**GIVEN EXERCISE**. For the data below, report the number of lines that contain the string "Archive" and nothing else.

--- PROVIDED RECORDS ---

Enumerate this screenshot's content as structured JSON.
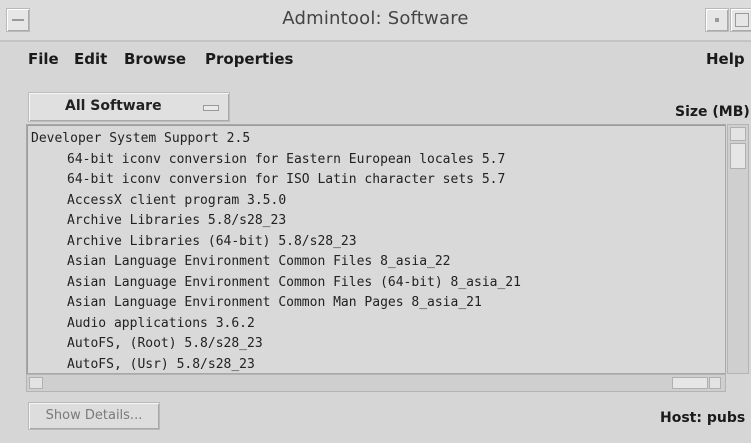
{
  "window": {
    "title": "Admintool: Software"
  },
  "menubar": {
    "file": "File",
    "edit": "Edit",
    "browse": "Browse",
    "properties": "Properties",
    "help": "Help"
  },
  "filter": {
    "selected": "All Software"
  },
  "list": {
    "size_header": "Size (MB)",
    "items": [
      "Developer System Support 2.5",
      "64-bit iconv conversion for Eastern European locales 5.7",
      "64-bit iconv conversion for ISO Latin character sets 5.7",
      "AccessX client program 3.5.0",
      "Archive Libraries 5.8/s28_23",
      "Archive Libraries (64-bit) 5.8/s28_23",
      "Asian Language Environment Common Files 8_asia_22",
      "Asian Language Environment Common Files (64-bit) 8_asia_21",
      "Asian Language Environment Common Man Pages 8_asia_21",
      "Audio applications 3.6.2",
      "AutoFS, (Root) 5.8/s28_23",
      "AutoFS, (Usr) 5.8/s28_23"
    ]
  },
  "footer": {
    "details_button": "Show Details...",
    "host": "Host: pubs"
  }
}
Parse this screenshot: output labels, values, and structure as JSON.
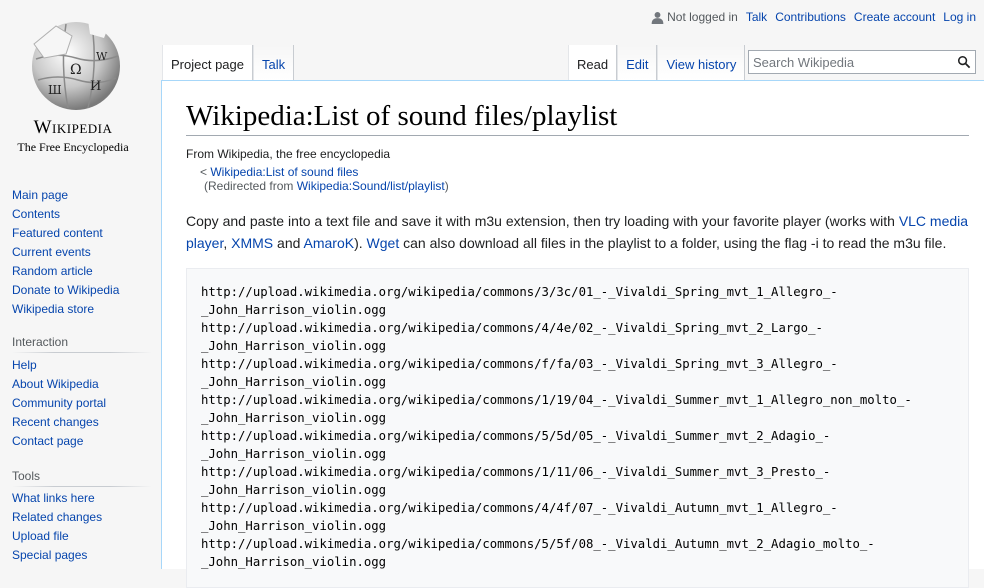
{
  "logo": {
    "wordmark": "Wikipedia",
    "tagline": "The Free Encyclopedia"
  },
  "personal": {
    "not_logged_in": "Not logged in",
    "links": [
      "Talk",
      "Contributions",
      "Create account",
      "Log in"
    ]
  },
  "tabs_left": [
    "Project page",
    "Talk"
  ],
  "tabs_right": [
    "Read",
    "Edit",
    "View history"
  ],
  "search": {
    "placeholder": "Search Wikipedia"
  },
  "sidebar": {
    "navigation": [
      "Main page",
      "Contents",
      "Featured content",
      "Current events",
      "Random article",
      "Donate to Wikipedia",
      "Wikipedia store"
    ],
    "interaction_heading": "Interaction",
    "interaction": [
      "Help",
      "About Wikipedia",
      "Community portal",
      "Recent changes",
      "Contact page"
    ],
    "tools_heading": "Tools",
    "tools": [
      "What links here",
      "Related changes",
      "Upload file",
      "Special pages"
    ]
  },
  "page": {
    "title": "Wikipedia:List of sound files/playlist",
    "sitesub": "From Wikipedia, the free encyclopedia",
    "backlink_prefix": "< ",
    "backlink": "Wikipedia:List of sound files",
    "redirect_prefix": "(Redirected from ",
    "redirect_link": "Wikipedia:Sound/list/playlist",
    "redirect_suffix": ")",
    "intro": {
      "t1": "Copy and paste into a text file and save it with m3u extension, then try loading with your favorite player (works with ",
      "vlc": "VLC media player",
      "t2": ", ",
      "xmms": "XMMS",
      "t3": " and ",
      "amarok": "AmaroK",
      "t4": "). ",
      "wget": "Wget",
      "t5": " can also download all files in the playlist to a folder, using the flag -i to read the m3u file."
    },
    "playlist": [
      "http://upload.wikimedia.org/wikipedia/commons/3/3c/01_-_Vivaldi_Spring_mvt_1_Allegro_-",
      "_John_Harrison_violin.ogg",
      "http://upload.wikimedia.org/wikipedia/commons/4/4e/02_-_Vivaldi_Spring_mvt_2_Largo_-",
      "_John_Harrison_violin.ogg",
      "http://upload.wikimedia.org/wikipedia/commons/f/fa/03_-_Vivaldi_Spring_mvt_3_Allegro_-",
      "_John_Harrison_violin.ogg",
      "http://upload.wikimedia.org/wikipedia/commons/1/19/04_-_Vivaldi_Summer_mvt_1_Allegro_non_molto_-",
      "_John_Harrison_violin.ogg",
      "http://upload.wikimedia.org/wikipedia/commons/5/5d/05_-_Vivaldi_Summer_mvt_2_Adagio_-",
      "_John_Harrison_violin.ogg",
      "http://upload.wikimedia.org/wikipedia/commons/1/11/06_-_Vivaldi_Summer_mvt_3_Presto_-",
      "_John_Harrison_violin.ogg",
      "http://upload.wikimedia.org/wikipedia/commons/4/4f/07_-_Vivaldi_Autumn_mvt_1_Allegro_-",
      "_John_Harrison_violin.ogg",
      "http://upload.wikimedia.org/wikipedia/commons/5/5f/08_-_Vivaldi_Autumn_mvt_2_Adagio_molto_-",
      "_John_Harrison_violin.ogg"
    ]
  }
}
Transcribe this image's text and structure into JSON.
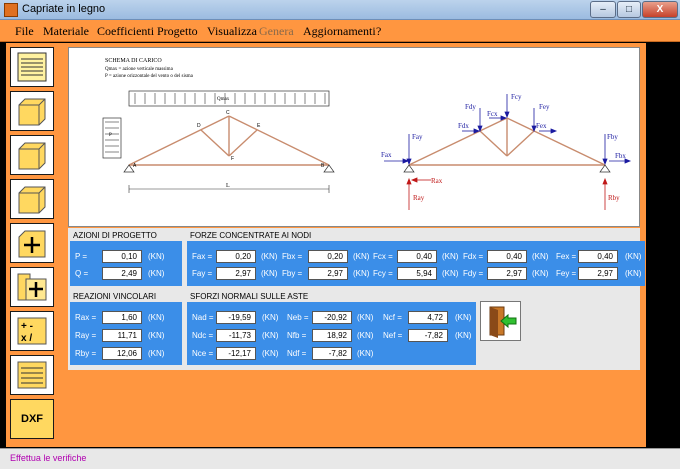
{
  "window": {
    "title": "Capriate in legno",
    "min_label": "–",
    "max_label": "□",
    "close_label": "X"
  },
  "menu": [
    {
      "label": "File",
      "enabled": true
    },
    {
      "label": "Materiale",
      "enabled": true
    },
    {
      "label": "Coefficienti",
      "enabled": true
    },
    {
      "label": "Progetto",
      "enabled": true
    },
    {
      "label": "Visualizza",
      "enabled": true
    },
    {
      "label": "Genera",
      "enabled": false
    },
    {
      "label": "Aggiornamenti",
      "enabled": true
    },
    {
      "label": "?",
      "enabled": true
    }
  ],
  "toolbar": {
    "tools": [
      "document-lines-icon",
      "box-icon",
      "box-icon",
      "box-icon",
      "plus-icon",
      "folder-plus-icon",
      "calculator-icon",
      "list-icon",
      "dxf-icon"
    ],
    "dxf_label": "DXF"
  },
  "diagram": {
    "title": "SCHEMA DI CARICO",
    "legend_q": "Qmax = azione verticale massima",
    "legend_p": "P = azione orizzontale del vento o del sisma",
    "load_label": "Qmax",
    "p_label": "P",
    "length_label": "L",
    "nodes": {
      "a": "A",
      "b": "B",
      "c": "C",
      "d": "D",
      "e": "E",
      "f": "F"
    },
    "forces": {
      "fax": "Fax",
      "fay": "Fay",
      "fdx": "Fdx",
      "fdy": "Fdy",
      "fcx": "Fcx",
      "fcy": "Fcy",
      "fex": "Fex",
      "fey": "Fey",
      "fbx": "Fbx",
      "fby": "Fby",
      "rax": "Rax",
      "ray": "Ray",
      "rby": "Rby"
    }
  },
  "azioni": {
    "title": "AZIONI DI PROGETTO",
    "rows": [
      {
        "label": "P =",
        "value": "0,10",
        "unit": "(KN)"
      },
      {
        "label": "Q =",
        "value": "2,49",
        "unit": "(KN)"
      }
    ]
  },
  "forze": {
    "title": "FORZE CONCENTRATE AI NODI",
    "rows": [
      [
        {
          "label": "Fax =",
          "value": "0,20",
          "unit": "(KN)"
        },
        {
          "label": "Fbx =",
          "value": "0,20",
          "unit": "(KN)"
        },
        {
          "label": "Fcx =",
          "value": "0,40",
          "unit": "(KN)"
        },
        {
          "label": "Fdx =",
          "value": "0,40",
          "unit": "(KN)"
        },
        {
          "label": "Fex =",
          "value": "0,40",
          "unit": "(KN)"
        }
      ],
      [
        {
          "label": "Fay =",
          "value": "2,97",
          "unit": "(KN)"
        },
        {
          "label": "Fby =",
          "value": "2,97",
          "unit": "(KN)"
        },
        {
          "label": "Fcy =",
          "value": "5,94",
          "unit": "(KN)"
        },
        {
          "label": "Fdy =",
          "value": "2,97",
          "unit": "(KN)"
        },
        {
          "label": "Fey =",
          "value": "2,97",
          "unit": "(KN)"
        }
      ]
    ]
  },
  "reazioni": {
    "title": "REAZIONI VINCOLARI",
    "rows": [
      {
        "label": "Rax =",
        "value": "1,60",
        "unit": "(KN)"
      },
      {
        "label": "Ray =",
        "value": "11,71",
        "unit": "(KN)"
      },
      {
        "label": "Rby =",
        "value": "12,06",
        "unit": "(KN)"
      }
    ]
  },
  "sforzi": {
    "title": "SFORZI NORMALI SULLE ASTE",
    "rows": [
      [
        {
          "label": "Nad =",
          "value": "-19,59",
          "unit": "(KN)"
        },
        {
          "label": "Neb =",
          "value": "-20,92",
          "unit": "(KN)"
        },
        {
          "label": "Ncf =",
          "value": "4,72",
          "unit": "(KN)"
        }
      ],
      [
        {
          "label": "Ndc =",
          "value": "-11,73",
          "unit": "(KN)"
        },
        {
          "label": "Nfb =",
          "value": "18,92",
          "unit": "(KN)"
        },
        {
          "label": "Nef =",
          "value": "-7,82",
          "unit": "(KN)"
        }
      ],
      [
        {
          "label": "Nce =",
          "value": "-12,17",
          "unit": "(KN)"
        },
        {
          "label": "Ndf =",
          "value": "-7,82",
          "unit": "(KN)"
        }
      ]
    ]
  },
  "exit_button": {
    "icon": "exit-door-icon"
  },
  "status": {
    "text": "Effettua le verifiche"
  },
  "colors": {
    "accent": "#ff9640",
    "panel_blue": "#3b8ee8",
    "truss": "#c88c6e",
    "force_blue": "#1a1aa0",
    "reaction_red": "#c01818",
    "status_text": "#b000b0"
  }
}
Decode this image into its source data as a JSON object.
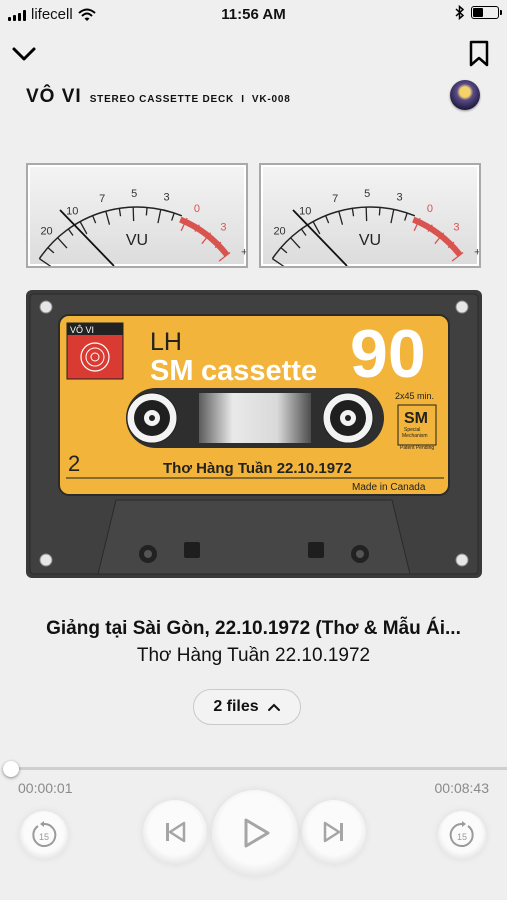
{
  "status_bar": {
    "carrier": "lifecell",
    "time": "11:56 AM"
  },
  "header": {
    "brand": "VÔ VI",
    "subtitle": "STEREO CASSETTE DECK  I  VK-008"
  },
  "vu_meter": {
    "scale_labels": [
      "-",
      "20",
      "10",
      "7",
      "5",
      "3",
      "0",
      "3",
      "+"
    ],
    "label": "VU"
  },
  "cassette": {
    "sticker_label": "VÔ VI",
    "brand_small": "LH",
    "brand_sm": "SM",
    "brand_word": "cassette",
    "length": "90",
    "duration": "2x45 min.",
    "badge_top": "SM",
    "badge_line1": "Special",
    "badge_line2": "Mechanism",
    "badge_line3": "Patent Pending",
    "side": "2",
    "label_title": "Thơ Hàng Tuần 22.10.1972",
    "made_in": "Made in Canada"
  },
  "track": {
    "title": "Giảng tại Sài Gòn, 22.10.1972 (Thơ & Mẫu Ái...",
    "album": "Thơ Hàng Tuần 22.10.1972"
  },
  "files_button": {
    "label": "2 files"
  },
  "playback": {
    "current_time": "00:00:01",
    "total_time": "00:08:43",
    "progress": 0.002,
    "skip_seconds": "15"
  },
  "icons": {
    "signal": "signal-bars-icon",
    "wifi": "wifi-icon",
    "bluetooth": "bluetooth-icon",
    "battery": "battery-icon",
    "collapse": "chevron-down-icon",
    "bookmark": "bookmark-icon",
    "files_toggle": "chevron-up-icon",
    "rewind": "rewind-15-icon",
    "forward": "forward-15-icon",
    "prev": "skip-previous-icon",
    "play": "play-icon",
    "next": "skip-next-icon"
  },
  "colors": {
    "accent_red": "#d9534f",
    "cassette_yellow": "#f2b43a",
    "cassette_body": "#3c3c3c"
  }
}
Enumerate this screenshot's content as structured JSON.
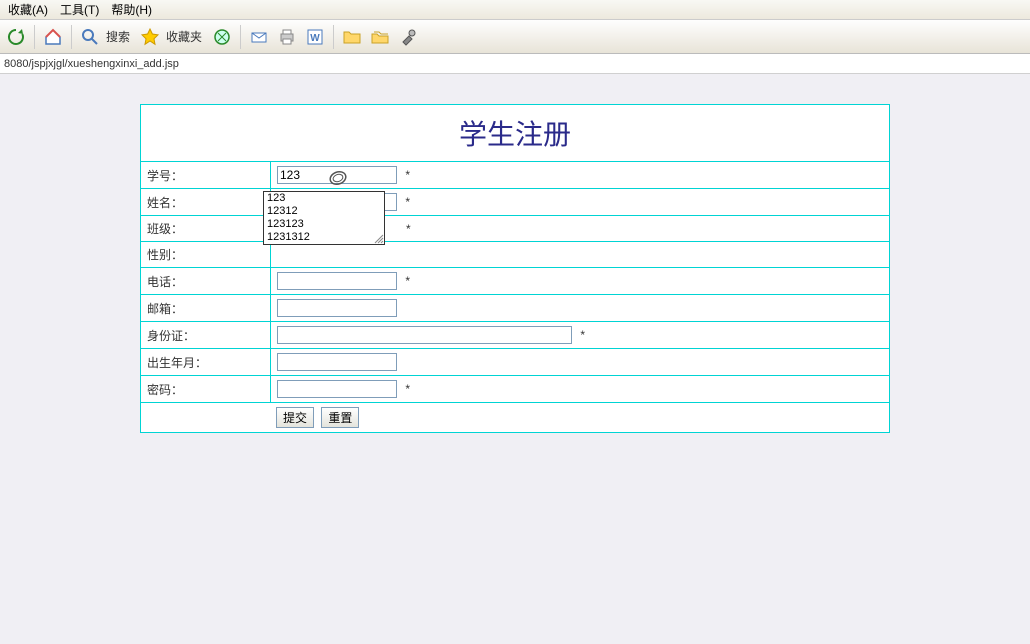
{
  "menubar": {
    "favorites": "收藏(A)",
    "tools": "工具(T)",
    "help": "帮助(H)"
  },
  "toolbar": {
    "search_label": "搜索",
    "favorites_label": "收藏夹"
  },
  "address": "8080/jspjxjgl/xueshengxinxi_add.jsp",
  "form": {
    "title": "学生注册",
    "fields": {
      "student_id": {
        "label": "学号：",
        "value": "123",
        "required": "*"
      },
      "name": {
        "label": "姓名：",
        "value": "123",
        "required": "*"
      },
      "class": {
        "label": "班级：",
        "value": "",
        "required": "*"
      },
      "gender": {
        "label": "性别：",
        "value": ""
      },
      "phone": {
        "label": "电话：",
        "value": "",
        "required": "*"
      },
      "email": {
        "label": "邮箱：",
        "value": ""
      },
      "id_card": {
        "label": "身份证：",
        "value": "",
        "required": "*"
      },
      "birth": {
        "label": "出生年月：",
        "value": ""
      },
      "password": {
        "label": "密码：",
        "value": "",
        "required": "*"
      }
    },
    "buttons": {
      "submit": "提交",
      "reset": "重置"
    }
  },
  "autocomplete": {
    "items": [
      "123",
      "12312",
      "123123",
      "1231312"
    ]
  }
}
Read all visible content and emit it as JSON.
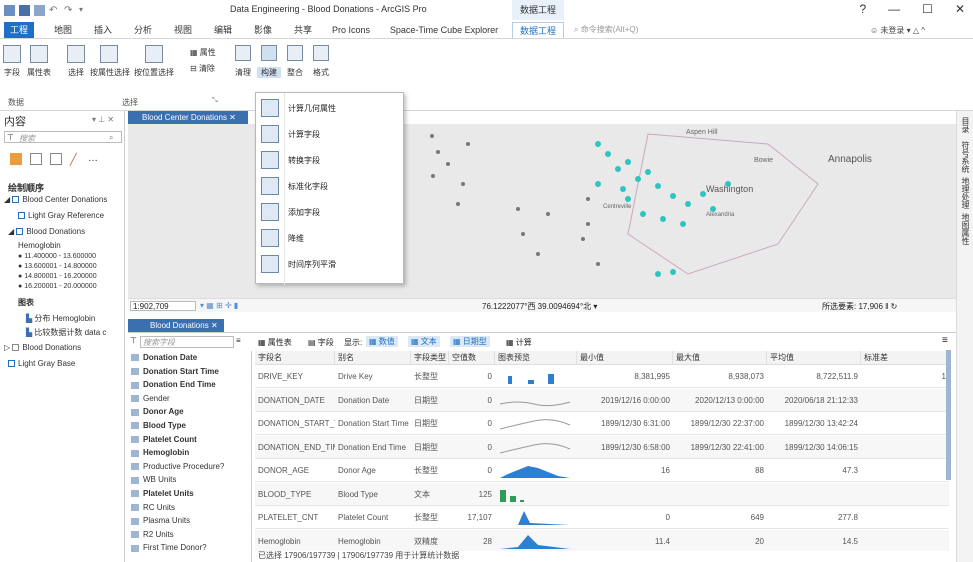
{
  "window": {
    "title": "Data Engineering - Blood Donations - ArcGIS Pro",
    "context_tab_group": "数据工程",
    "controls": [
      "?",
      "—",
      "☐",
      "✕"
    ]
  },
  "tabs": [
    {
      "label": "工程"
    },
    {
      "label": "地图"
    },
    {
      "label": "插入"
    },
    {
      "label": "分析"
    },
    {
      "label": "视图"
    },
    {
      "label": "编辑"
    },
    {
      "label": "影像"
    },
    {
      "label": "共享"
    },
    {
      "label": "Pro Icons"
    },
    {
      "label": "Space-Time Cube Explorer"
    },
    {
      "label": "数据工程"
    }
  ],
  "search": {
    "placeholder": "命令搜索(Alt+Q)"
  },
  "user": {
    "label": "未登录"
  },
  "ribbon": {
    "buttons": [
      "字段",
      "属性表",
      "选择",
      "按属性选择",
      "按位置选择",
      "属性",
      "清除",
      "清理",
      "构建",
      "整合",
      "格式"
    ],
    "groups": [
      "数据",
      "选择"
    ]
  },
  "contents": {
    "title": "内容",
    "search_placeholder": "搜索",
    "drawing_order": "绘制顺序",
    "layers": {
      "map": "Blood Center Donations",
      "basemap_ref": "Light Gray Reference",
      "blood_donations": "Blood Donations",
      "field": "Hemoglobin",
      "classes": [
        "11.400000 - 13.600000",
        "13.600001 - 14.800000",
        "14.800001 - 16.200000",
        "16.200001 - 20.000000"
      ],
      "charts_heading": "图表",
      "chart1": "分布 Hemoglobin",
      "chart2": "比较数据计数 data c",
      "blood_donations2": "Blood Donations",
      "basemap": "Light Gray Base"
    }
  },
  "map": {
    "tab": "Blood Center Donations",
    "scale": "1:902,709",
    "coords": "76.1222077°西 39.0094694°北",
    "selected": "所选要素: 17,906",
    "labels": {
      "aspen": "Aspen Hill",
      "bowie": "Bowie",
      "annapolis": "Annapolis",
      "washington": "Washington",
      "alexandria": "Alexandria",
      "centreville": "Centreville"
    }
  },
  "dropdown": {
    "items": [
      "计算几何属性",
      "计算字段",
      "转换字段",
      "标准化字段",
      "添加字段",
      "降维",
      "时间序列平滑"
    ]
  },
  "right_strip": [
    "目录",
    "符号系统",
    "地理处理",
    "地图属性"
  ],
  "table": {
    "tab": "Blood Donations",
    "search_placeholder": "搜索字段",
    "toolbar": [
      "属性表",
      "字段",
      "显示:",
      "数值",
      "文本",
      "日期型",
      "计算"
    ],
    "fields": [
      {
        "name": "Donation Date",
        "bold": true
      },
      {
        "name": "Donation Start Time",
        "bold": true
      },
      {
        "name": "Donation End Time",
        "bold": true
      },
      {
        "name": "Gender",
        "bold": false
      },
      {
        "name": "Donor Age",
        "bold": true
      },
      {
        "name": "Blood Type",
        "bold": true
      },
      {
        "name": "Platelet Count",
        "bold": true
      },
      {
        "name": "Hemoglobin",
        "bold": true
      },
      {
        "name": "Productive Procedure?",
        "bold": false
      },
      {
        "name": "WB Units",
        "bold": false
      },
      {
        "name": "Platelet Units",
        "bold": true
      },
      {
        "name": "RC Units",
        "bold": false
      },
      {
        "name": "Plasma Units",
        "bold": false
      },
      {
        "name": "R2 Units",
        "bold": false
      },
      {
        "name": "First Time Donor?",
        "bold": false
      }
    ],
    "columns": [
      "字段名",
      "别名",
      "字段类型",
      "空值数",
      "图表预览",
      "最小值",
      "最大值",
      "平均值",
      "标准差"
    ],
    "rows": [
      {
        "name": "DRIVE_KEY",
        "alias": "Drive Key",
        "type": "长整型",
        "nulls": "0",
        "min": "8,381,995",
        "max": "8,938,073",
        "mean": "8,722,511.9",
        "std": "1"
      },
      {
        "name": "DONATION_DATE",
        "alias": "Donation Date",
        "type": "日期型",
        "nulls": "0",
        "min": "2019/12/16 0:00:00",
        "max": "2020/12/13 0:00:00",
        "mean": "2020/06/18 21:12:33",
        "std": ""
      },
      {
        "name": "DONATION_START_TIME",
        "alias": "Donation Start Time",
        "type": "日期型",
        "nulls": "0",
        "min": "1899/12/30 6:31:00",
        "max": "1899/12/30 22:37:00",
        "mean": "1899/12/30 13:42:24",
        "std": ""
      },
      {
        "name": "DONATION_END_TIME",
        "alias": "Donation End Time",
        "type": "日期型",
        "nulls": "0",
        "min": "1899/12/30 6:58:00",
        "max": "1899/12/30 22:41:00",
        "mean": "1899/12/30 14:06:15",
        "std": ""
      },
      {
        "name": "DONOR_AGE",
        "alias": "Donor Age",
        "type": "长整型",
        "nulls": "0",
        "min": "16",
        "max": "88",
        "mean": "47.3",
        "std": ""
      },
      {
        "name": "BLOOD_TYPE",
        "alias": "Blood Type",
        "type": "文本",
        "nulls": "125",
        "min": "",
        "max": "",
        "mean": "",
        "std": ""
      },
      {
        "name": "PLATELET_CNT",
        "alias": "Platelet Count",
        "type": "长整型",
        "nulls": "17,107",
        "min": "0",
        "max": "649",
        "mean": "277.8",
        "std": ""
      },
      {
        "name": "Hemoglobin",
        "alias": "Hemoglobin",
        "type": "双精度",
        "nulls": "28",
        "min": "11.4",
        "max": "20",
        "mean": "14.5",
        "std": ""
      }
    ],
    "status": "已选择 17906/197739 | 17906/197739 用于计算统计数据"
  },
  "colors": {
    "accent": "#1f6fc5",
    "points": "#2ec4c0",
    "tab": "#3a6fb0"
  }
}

---

**SOLUTION TO THIS TASK**. 2